— BEGIN Data listing —
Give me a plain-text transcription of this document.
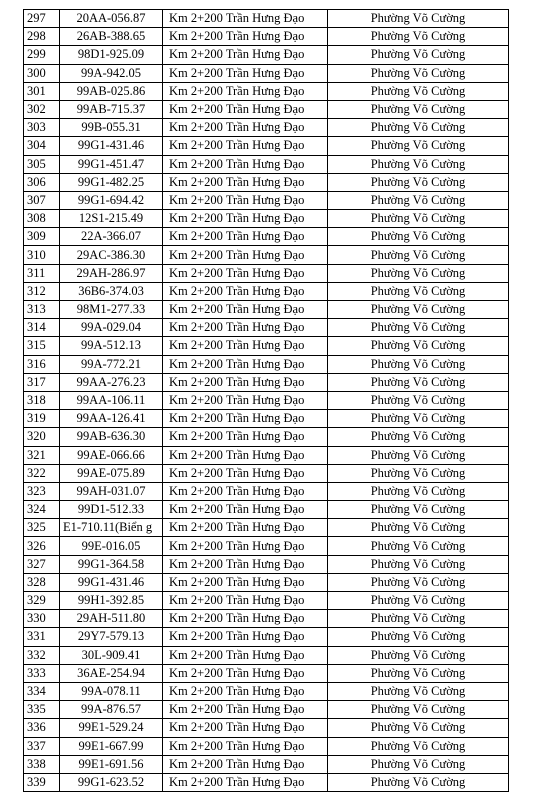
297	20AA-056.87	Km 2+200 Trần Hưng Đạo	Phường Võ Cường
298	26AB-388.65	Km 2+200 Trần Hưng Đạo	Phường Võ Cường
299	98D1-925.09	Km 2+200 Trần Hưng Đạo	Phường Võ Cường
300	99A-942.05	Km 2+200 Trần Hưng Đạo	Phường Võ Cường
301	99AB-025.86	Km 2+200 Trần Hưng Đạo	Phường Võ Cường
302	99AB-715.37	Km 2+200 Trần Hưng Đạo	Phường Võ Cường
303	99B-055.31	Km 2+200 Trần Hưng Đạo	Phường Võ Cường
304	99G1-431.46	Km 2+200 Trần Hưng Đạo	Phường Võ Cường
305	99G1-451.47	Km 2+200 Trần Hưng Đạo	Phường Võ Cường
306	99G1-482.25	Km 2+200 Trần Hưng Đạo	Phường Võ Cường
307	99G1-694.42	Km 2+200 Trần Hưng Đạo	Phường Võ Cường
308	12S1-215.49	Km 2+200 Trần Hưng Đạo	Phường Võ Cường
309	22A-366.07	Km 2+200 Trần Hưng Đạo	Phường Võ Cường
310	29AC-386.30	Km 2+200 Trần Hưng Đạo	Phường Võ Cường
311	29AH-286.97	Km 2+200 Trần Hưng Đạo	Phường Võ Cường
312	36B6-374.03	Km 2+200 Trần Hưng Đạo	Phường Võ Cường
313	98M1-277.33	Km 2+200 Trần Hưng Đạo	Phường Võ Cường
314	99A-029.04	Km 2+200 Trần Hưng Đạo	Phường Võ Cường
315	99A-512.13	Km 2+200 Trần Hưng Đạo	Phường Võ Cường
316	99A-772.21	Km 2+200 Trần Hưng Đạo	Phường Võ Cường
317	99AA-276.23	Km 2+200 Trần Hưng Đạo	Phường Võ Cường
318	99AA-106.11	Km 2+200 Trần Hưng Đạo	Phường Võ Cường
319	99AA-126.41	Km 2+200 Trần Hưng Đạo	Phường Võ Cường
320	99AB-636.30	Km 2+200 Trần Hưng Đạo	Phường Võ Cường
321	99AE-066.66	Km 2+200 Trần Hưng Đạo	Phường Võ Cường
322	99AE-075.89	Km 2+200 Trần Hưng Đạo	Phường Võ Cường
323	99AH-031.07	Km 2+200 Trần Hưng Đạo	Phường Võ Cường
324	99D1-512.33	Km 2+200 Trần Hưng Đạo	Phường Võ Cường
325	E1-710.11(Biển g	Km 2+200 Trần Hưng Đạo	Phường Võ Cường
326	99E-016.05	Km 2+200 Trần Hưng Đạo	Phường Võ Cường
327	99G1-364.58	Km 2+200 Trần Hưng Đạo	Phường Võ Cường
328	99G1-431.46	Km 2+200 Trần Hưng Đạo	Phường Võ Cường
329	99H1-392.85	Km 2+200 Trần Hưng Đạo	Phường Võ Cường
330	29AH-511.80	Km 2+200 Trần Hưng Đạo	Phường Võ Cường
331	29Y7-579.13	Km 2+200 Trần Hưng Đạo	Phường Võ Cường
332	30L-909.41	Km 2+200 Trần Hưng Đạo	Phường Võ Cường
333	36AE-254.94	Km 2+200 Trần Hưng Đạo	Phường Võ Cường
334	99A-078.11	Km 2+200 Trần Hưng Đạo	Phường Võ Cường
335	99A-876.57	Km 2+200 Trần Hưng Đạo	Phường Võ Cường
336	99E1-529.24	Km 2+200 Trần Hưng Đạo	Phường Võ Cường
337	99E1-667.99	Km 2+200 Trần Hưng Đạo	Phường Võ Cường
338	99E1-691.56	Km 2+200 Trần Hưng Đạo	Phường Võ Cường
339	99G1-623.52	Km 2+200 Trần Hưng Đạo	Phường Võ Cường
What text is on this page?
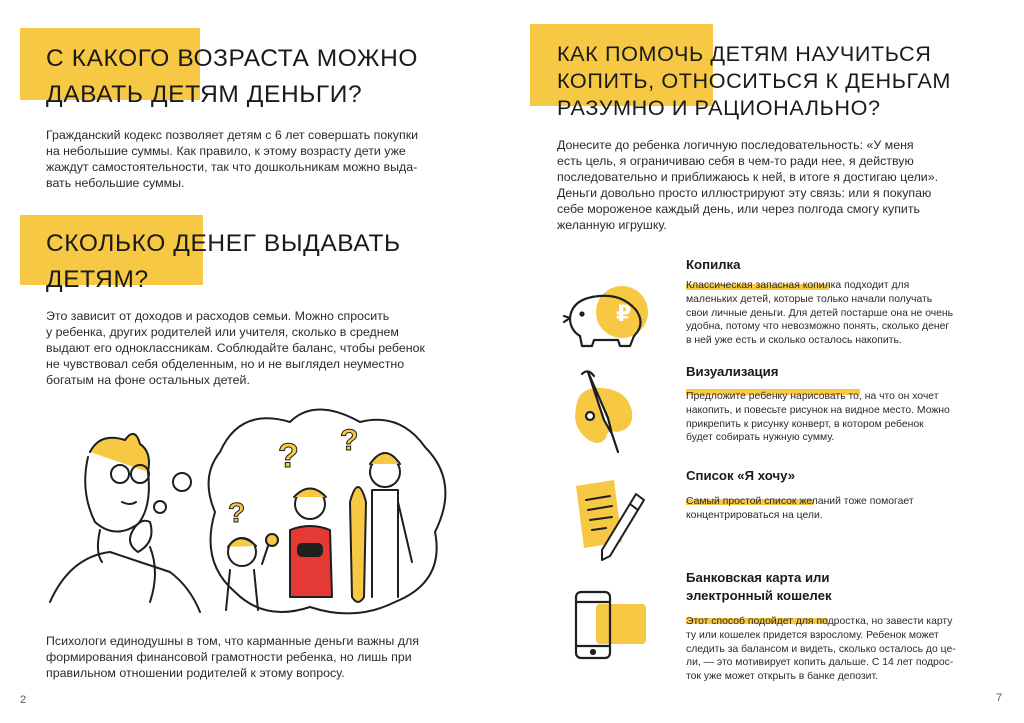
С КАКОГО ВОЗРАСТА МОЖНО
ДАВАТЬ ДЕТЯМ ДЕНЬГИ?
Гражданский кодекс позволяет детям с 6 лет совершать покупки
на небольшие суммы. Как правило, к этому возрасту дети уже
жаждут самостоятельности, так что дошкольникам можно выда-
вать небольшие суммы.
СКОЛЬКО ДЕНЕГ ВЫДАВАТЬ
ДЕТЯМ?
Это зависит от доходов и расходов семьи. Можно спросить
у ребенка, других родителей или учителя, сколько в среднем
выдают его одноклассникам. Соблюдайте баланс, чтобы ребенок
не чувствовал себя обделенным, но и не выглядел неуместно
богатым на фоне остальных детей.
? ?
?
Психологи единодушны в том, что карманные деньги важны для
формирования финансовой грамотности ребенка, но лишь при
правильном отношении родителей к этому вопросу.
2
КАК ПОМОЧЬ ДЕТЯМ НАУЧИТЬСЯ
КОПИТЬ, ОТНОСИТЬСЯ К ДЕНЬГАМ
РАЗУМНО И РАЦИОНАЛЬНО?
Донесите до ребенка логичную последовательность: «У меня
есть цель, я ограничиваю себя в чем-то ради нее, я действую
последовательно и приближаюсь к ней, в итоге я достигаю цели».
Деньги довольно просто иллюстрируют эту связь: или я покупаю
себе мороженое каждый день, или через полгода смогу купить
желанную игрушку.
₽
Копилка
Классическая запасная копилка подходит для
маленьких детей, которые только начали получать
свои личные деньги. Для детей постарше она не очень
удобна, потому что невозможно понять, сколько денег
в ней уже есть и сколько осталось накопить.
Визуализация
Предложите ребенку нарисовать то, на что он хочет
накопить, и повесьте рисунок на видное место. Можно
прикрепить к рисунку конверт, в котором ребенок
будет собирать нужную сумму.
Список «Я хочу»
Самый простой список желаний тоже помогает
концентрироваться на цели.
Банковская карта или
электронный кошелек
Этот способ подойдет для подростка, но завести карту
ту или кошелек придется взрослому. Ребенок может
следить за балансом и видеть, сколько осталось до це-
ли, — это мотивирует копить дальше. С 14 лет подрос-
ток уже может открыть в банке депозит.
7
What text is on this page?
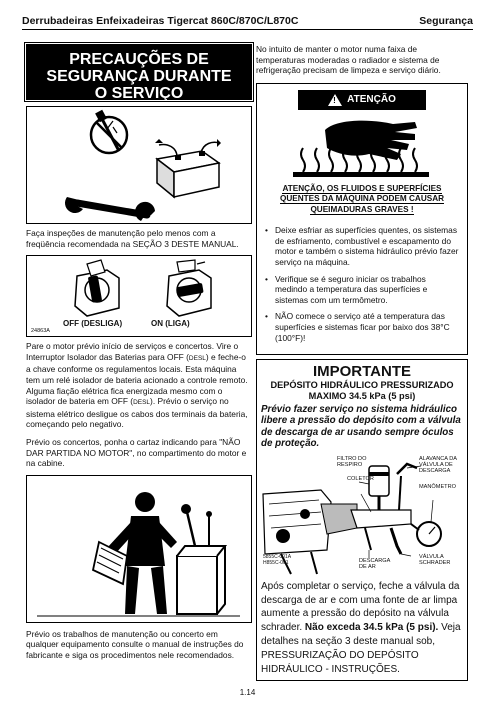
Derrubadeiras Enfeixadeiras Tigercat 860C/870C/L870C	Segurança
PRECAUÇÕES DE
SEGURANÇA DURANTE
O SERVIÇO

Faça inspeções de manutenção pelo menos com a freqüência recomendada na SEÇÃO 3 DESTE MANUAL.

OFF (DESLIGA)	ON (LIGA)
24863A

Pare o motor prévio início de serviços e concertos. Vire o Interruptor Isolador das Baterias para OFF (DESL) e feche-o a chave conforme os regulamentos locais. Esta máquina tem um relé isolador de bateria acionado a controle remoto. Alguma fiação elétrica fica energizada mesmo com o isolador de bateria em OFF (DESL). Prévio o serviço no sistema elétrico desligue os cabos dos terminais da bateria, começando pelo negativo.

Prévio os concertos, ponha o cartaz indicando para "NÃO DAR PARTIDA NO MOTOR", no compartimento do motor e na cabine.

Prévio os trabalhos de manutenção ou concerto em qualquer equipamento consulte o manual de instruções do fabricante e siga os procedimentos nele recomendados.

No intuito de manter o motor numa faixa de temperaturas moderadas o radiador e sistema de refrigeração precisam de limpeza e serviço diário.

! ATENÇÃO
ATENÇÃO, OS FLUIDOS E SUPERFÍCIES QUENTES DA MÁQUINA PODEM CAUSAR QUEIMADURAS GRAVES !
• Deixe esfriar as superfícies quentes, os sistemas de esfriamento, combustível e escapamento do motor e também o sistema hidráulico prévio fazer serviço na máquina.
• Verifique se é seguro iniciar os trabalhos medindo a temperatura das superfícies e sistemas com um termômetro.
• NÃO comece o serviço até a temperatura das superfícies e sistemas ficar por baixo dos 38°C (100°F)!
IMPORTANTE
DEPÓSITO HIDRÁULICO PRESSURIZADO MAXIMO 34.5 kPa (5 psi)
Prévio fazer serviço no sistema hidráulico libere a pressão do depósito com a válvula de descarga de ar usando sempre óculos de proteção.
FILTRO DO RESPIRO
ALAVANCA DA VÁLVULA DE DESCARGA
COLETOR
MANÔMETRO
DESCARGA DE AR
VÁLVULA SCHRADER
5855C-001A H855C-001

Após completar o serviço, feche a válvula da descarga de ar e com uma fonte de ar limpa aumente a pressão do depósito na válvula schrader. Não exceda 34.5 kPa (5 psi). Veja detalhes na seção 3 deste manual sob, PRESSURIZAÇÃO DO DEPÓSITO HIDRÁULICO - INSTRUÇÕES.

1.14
— END Data listing —
What you will do: Give only the number of lines in the material above where the string "себя" appears.

Solved problem: 2